[Exercise] Reproduce every line of the items below word for word, leaving out the pictures.

Element and coordinate records

┄┄┄┄┄┄┄┄┄┄┄┄┄┄┄┄┄┄┄┄

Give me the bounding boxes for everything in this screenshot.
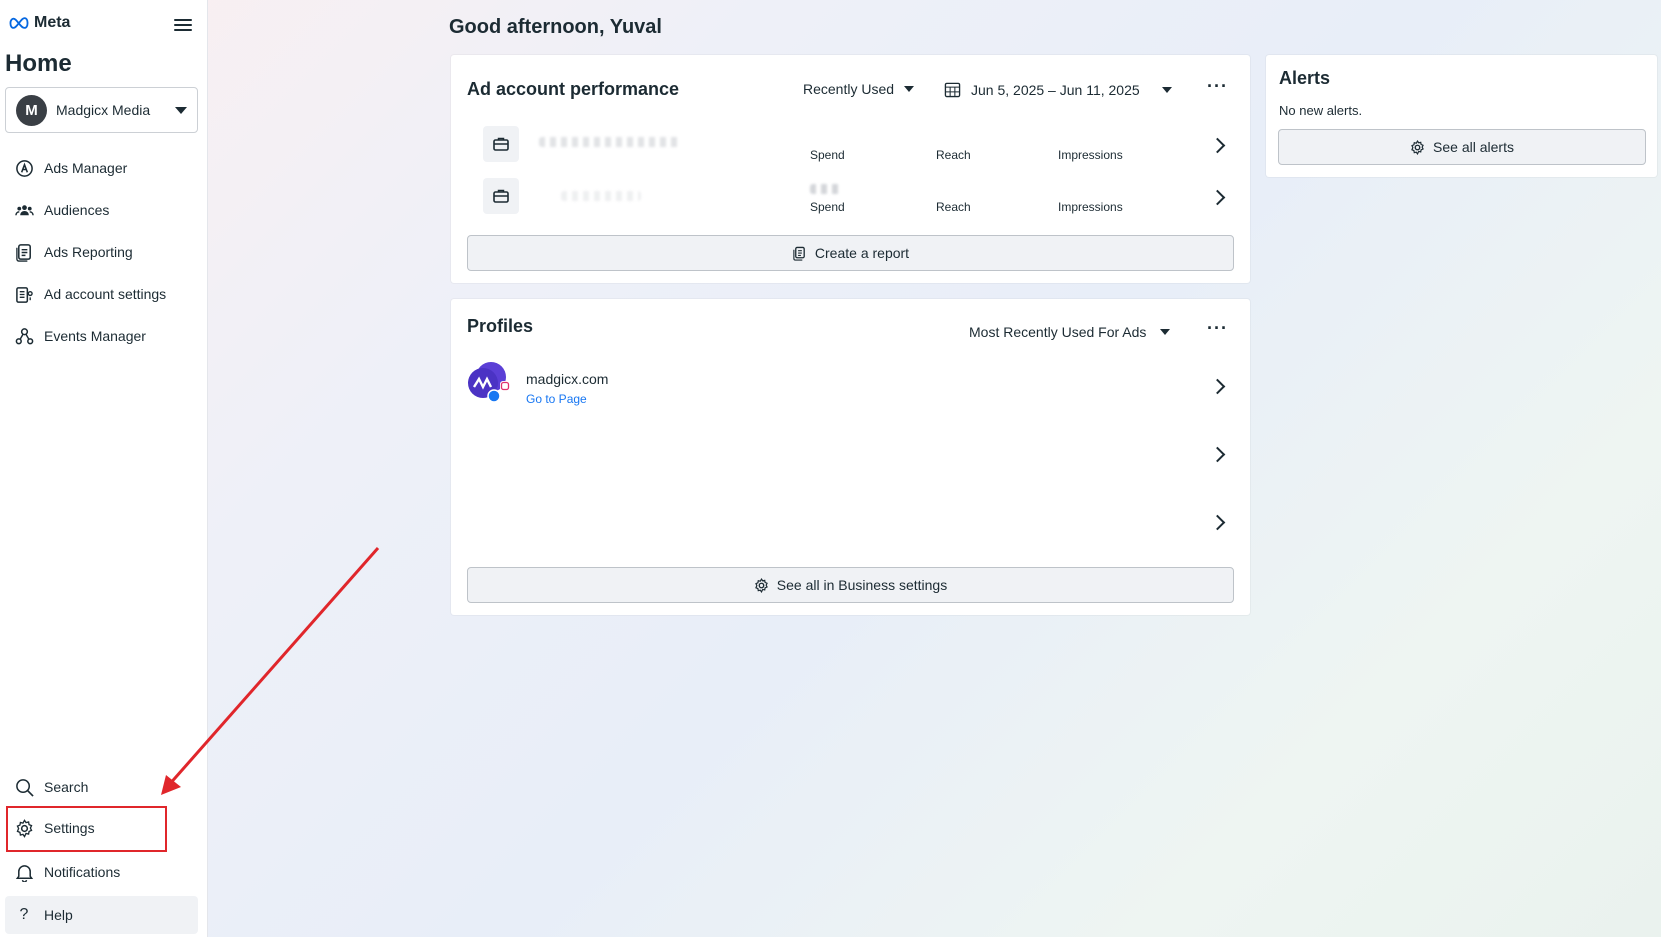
alerts-card: Alerts No new alerts. See all alerts	[1266, 55, 1657, 177]
redacted-account-name	[539, 137, 679, 147]
date-range-label: Jun 5, 2025 – Jun 11, 2025	[971, 81, 1140, 98]
metric-impressions: Impressions	[1058, 200, 1123, 214]
redacted-spend-value	[810, 184, 842, 194]
more-options-icon[interactable]: ···	[1207, 319, 1228, 337]
metric-spend: Spend	[810, 148, 845, 162]
nav-item-label: Help	[44, 907, 73, 923]
nav-item-settings[interactable]: Settings	[5, 809, 198, 847]
chevron-right-icon[interactable]	[1209, 189, 1226, 206]
sidebar: Meta Home M Madgicx Media Ads Manager Au…	[0, 0, 207, 937]
see-all-business-settings-button[interactable]: See all in Business settings	[467, 567, 1234, 603]
sort-dropdown[interactable]: Recently Used	[803, 81, 915, 97]
chevron-right-icon[interactable]	[1209, 378, 1226, 395]
briefcase-icon	[483, 178, 519, 214]
nav-item-search[interactable]: Search	[5, 768, 198, 806]
chevron-down-icon	[175, 106, 187, 114]
menu-toggle-icon[interactable]	[174, 16, 192, 32]
go-to-page-link[interactable]: Go to Page	[526, 392, 587, 406]
page-title: Home	[5, 50, 72, 77]
meta-infinity-icon	[9, 17, 29, 29]
nav-item-events-manager[interactable]: Events Manager	[5, 317, 198, 355]
account-name: Madgicx Media	[56, 102, 151, 118]
card-title: Ad account performance	[467, 79, 680, 99]
gear-icon	[1411, 139, 1424, 155]
nav-item-label: Notifications	[44, 864, 121, 880]
metric-reach: Reach	[936, 148, 971, 162]
ads-reporting-icon	[14, 242, 34, 262]
gear-icon	[14, 818, 34, 838]
chevron-right-icon[interactable]	[1209, 137, 1226, 154]
metric-spend: Spend	[810, 200, 845, 214]
profiles-card: Profiles Most Recently Used For Ads ··· …	[451, 299, 1250, 615]
meta-logo[interactable]: Meta	[8, 14, 70, 32]
see-all-alerts-button[interactable]: See all alerts	[1278, 129, 1646, 165]
ad-account-performance-card: Ad account performance Recently Used Jun…	[451, 55, 1250, 283]
report-icon	[793, 246, 805, 261]
nav-item-ads-manager[interactable]: Ads Manager	[5, 149, 198, 187]
button-label: See all alerts	[1433, 139, 1514, 155]
search-icon	[14, 777, 34, 797]
metric-reach: Reach	[936, 200, 971, 214]
button-label: Create a report	[814, 245, 910, 261]
nav-item-ads-reporting[interactable]: Ads Reporting	[5, 233, 198, 271]
help-icon: ?	[19, 906, 29, 923]
nav-item-notifications[interactable]: Notifications	[5, 853, 198, 891]
nav-item-label: Ad account settings	[44, 286, 167, 302]
greeting: Good afternoon, Yuval	[449, 16, 662, 38]
chevron-right-icon[interactable]	[1209, 514, 1226, 531]
profile-avatar	[468, 362, 510, 403]
gear-icon	[754, 577, 768, 593]
card-title: Profiles	[467, 316, 534, 336]
account-avatar: M	[16, 94, 47, 126]
nav-item-ad-account-settings[interactable]: Ad account settings	[5, 275, 198, 313]
calendar-icon	[944, 82, 961, 98]
more-options-icon[interactable]: ···	[1207, 77, 1228, 95]
alerts-status: No new alerts.	[1279, 103, 1363, 118]
nav-item-label: Ads Manager	[44, 160, 128, 176]
nav-item-label: Search	[44, 779, 89, 795]
nav-item-label: Events Manager	[44, 328, 146, 344]
chevron-down-icon	[904, 86, 915, 92]
chevron-down-icon	[1160, 329, 1171, 335]
nav-item-help[interactable]: ? Help	[5, 896, 198, 934]
chevron-right-icon[interactable]	[1209, 446, 1226, 463]
nav-item-label: Audiences	[44, 202, 110, 218]
audiences-icon	[14, 200, 34, 220]
profile-name: madgicx.com	[526, 371, 609, 387]
sort-label: Most Recently Used For Ads	[969, 324, 1147, 340]
ad-account-settings-icon	[14, 284, 34, 304]
nav-item-label: Ads Reporting	[44, 244, 133, 260]
profiles-sort-dropdown[interactable]: Most Recently Used For Ads	[969, 324, 1171, 340]
date-range-picker[interactable]: Jun 5, 2025 – Jun 11, 2025	[944, 81, 1172, 98]
bell-icon	[14, 862, 34, 882]
nav-item-audiences[interactable]: Audiences	[5, 191, 198, 229]
account-selector[interactable]: M Madgicx Media	[5, 87, 198, 133]
create-report-button[interactable]: Create a report	[467, 235, 1234, 271]
sort-label: Recently Used	[803, 81, 895, 97]
briefcase-icon	[483, 126, 519, 162]
chevron-down-icon	[1161, 86, 1172, 93]
ads-manager-icon	[14, 158, 34, 178]
card-title: Alerts	[1279, 68, 1331, 88]
nav-item-label: Settings	[44, 820, 95, 836]
redacted-account-name	[561, 191, 641, 201]
brand-label: Meta	[34, 14, 71, 31]
metric-impressions: Impressions	[1058, 148, 1123, 162]
events-manager-icon	[14, 326, 34, 346]
button-label: See all in Business settings	[776, 577, 948, 593]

┄┄┄┄┄┄┄┄┄┄┄┄┄┄┄┄┄┄┄┄

[The response]
Give me the bounding boxes for everything in this screenshot.
alerts-card: Alerts No new alerts. See all alerts	[1266, 55, 1657, 177]
redacted-account-name	[539, 137, 679, 147]
date-range-label: Jun 5, 2025 – Jun 11, 2025	[971, 81, 1140, 98]
metric-impressions: Impressions	[1058, 200, 1123, 214]
redacted-spend-value	[810, 184, 842, 194]
more-options-icon[interactable]: ···	[1207, 319, 1228, 337]
metric-spend: Spend	[810, 148, 845, 162]
nav-item-label: Help	[44, 907, 73, 923]
nav-item-settings[interactable]: Settings	[5, 809, 198, 847]
chevron-right-icon[interactable]	[1209, 189, 1226, 206]
sidebar: Meta Home M Madgicx Media Ads Manager Au…	[0, 0, 207, 937]
see-all-business-settings-button[interactable]: See all in Business settings	[467, 567, 1234, 603]
sort-dropdown[interactable]: Recently Used	[803, 81, 915, 97]
chevron-right-icon[interactable]	[1209, 378, 1226, 395]
briefcase-icon	[483, 178, 519, 214]
nav-item-search[interactable]: Search	[5, 768, 198, 806]
chevron-down-icon	[175, 106, 187, 114]
menu-toggle-icon[interactable]	[174, 16, 192, 32]
go-to-page-link[interactable]: Go to Page	[526, 392, 587, 406]
page-title: Home	[5, 50, 72, 77]
meta-infinity-icon	[9, 17, 29, 29]
nav-item-events-manager[interactable]: Events Manager	[5, 317, 198, 355]
account-name: Madgicx Media	[56, 102, 151, 118]
card-title: Ad account performance	[467, 79, 680, 99]
gear-icon	[1411, 139, 1424, 155]
nav-item-label: Notifications	[44, 864, 121, 880]
metric-reach: Reach	[936, 148, 971, 162]
ads-reporting-icon	[14, 242, 34, 262]
gear-icon	[14, 818, 34, 838]
chevron-right-icon[interactable]	[1209, 137, 1226, 154]
metric-spend: Spend	[810, 200, 845, 214]
profiles-card: Profiles Most Recently Used For Ads ··· …	[451, 299, 1250, 615]
meta-logo[interactable]: Meta	[8, 14, 70, 32]
see-all-alerts-button[interactable]: See all alerts	[1278, 129, 1646, 165]
ad-account-performance-card: Ad account performance Recently Used Jun…	[451, 55, 1250, 283]
report-icon	[793, 246, 805, 261]
nav-item-ads-manager[interactable]: Ads Manager	[5, 149, 198, 187]
button-label: See all alerts	[1433, 139, 1514, 155]
search-icon	[14, 777, 34, 797]
metric-reach: Reach	[936, 200, 971, 214]
button-label: Create a report	[814, 245, 910, 261]
nav-item-ads-reporting[interactable]: Ads Reporting	[5, 233, 198, 271]
help-icon: ?	[19, 906, 29, 923]
nav-item-notifications[interactable]: Notifications	[5, 853, 198, 891]
nav-item-label: Ad account settings	[44, 286, 167, 302]
greeting: Good afternoon, Yuval	[449, 16, 662, 38]
chevron-right-icon[interactable]	[1209, 514, 1226, 531]
profile-avatar	[468, 362, 510, 403]
gear-icon	[754, 577, 768, 593]
card-title: Profiles	[467, 316, 534, 336]
account-avatar: M	[16, 94, 47, 126]
nav-item-ad-account-settings[interactable]: Ad account settings	[5, 275, 198, 313]
calendar-icon	[944, 82, 961, 98]
more-options-icon[interactable]: ···	[1207, 77, 1228, 95]
alerts-status: No new alerts.	[1279, 103, 1363, 118]
nav-item-label: Ads Manager	[44, 160, 128, 176]
nav-item-label: Search	[44, 779, 89, 795]
nav-item-label: Events Manager	[44, 328, 146, 344]
chevron-down-icon	[904, 86, 915, 92]
chevron-down-icon	[1160, 329, 1171, 335]
nav-item-help[interactable]: ? Help	[5, 896, 198, 934]
chevron-right-icon[interactable]	[1209, 446, 1226, 463]
nav-item-label: Audiences	[44, 202, 110, 218]
audiences-icon	[14, 200, 34, 220]
profile-name: madgicx.com	[526, 371, 609, 387]
sort-label: Most Recently Used For Ads	[969, 324, 1147, 340]
ad-account-settings-icon	[14, 284, 34, 304]
nav-item-label: Ads Reporting	[44, 244, 133, 260]
profiles-sort-dropdown[interactable]: Most Recently Used For Ads	[969, 324, 1171, 340]
date-range-picker[interactable]: Jun 5, 2025 – Jun 11, 2025	[944, 81, 1172, 98]
bell-icon	[14, 862, 34, 882]
nav-item-audiences[interactable]: Audiences	[5, 191, 198, 229]
account-selector[interactable]: M Madgicx Media	[5, 87, 198, 133]
create-report-button[interactable]: Create a report	[467, 235, 1234, 271]
sort-label: Recently Used	[803, 81, 895, 97]
briefcase-icon	[483, 126, 519, 162]
chevron-down-icon	[1161, 86, 1172, 93]
ads-manager-icon	[14, 158, 34, 178]
card-title: Alerts	[1279, 68, 1331, 88]
nav-item-label: Settings	[44, 820, 95, 836]
redacted-account-name	[561, 191, 641, 201]
brand-label: Meta	[34, 14, 71, 31]
metric-impressions: Impressions	[1058, 148, 1123, 162]
events-manager-icon	[14, 326, 34, 346]
button-label: See all in Business settings	[776, 577, 948, 593]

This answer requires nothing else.